* [EXCERPTED RECORDS]
***

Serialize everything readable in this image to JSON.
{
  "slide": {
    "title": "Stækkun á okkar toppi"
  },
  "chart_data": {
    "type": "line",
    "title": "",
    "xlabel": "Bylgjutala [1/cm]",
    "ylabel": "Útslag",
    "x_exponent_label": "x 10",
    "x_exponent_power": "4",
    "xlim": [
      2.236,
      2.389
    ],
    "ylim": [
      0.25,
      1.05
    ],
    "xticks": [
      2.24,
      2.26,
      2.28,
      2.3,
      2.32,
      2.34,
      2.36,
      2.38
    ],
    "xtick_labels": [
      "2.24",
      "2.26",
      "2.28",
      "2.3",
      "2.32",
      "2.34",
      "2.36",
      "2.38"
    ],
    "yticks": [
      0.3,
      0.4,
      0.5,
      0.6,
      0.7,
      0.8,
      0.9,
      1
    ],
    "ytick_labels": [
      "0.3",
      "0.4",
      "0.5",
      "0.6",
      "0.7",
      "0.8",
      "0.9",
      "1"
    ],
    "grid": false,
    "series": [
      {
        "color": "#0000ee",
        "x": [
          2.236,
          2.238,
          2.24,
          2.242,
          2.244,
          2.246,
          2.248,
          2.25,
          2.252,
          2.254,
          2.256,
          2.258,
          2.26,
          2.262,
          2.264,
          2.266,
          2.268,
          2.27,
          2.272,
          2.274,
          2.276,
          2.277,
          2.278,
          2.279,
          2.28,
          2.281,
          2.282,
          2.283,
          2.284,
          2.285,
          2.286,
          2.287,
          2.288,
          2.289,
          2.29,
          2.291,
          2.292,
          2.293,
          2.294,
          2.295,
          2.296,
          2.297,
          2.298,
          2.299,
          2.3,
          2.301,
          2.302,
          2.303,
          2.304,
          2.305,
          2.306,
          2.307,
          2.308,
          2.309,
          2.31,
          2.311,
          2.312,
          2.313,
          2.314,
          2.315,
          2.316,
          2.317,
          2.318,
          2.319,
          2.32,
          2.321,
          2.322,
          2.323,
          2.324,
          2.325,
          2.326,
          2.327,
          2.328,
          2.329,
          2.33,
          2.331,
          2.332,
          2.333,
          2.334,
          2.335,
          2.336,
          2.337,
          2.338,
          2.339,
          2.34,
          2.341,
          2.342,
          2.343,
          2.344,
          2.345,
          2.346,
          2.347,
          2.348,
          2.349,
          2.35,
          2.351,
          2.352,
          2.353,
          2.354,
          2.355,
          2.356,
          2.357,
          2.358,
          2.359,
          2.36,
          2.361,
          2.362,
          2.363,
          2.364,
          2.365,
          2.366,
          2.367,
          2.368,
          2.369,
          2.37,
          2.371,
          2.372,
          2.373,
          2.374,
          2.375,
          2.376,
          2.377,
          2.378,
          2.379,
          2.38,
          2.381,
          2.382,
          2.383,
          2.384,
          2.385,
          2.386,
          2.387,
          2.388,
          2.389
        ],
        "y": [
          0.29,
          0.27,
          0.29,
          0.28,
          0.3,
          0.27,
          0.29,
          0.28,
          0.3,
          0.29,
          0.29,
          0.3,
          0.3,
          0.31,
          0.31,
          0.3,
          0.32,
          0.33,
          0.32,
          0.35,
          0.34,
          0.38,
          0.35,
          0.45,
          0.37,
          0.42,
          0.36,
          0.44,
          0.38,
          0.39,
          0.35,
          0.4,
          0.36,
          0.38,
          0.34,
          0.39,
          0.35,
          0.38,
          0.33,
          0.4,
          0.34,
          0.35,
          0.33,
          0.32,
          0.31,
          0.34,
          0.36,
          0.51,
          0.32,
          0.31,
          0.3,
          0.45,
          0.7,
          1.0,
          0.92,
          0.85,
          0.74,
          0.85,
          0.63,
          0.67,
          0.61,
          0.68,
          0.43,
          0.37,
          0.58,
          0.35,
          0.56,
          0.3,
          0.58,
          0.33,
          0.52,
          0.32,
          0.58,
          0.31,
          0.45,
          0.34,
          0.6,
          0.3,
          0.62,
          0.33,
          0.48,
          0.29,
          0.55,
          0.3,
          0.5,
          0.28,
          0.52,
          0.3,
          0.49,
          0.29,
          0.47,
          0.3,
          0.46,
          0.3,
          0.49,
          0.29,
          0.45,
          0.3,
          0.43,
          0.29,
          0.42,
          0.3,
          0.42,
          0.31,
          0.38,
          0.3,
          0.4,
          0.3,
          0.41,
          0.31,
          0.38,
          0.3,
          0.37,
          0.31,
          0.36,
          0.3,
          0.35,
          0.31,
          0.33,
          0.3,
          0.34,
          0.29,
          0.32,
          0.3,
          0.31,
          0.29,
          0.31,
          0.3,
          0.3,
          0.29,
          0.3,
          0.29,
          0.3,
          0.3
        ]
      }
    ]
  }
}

***

* [PROBLEM REQUIREMENTS] Copy all the lines, exactly.

* [TASK OUTPUT]
Serialize everything readable in this image to JSON.
{
  "slide": {
    "title": "Stækkun á okkar toppi"
  },
  "chart_data": {
    "type": "line",
    "title": "",
    "xlabel": "Bylgjutala [1/cm]",
    "ylabel": "Útslag",
    "x_exponent_label": "x 10",
    "x_exponent_power": "4",
    "xlim": [
      2.236,
      2.389
    ],
    "ylim": [
      0.25,
      1.05
    ],
    "xticks": [
      2.24,
      2.26,
      2.28,
      2.3,
      2.32,
      2.34,
      2.36,
      2.38
    ],
    "xtick_labels": [
      "2.24",
      "2.26",
      "2.28",
      "2.3",
      "2.32",
      "2.34",
      "2.36",
      "2.38"
    ],
    "yticks": [
      0.3,
      0.4,
      0.5,
      0.6,
      0.7,
      0.8,
      0.9,
      1
    ],
    "ytick_labels": [
      "0.3",
      "0.4",
      "0.5",
      "0.6",
      "0.7",
      "0.8",
      "0.9",
      "1"
    ],
    "grid": false,
    "series": [
      {
        "color": "#0000ee",
        "x": [
          2.236,
          2.238,
          2.24,
          2.242,
          2.244,
          2.246,
          2.248,
          2.25,
          2.252,
          2.254,
          2.256,
          2.258,
          2.26,
          2.262,
          2.264,
          2.266,
          2.268,
          2.27,
          2.272,
          2.274,
          2.276,
          2.277,
          2.278,
          2.279,
          2.28,
          2.281,
          2.282,
          2.283,
          2.284,
          2.285,
          2.286,
          2.287,
          2.288,
          2.289,
          2.29,
          2.291,
          2.292,
          2.293,
          2.294,
          2.295,
          2.296,
          2.297,
          2.298,
          2.299,
          2.3,
          2.301,
          2.302,
          2.303,
          2.304,
          2.305,
          2.306,
          2.307,
          2.308,
          2.309,
          2.31,
          2.311,
          2.312,
          2.313,
          2.314,
          2.315,
          2.316,
          2.317,
          2.318,
          2.319,
          2.32,
          2.321,
          2.322,
          2.323,
          2.324,
          2.325,
          2.326,
          2.327,
          2.328,
          2.329,
          2.33,
          2.331,
          2.332,
          2.333,
          2.334,
          2.335,
          2.336,
          2.337,
          2.338,
          2.339,
          2.34,
          2.341,
          2.342,
          2.343,
          2.344,
          2.345,
          2.346,
          2.347,
          2.348,
          2.349,
          2.35,
          2.351,
          2.352,
          2.353,
          2.354,
          2.355,
          2.356,
          2.357,
          2.358,
          2.359,
          2.36,
          2.361,
          2.362,
          2.363,
          2.364,
          2.365,
          2.366,
          2.367,
          2.368,
          2.369,
          2.37,
          2.371,
          2.372,
          2.373,
          2.374,
          2.375,
          2.376,
          2.377,
          2.378,
          2.379,
          2.38,
          2.381,
          2.382,
          2.383,
          2.384,
          2.385,
          2.386,
          2.387,
          2.388,
          2.389
        ],
        "y": [
          0.29,
          0.27,
          0.29,
          0.28,
          0.3,
          0.27,
          0.29,
          0.28,
          0.3,
          0.29,
          0.29,
          0.3,
          0.3,
          0.31,
          0.31,
          0.3,
          0.32,
          0.33,
          0.32,
          0.35,
          0.34,
          0.38,
          0.35,
          0.45,
          0.37,
          0.42,
          0.36,
          0.44,
          0.38,
          0.39,
          0.35,
          0.4,
          0.36,
          0.38,
          0.34,
          0.39,
          0.35,
          0.38,
          0.33,
          0.4,
          0.34,
          0.35,
          0.33,
          0.32,
          0.31,
          0.34,
          0.36,
          0.51,
          0.32,
          0.31,
          0.3,
          0.45,
          0.7,
          1.0,
          0.92,
          0.85,
          0.74,
          0.85,
          0.63,
          0.67,
          0.61,
          0.68,
          0.43,
          0.37,
          0.58,
          0.35,
          0.56,
          0.3,
          0.58,
          0.33,
          0.52,
          0.32,
          0.58,
          0.31,
          0.45,
          0.34,
          0.6,
          0.3,
          0.62,
          0.33,
          0.48,
          0.29,
          0.55,
          0.3,
          0.5,
          0.28,
          0.52,
          0.3,
          0.49,
          0.29,
          0.47,
          0.3,
          0.46,
          0.3,
          0.49,
          0.29,
          0.45,
          0.3,
          0.43,
          0.29,
          0.42,
          0.3,
          0.42,
          0.31,
          0.38,
          0.3,
          0.4,
          0.3,
          0.41,
          0.31,
          0.38,
          0.3,
          0.37,
          0.31,
          0.36,
          0.3,
          0.35,
          0.31,
          0.33,
          0.3,
          0.34,
          0.29,
          0.32,
          0.3,
          0.31,
          0.29,
          0.31,
          0.3,
          0.3,
          0.29,
          0.3,
          0.29,
          0.3,
          0.3
        ]
      }
    ]
  }
}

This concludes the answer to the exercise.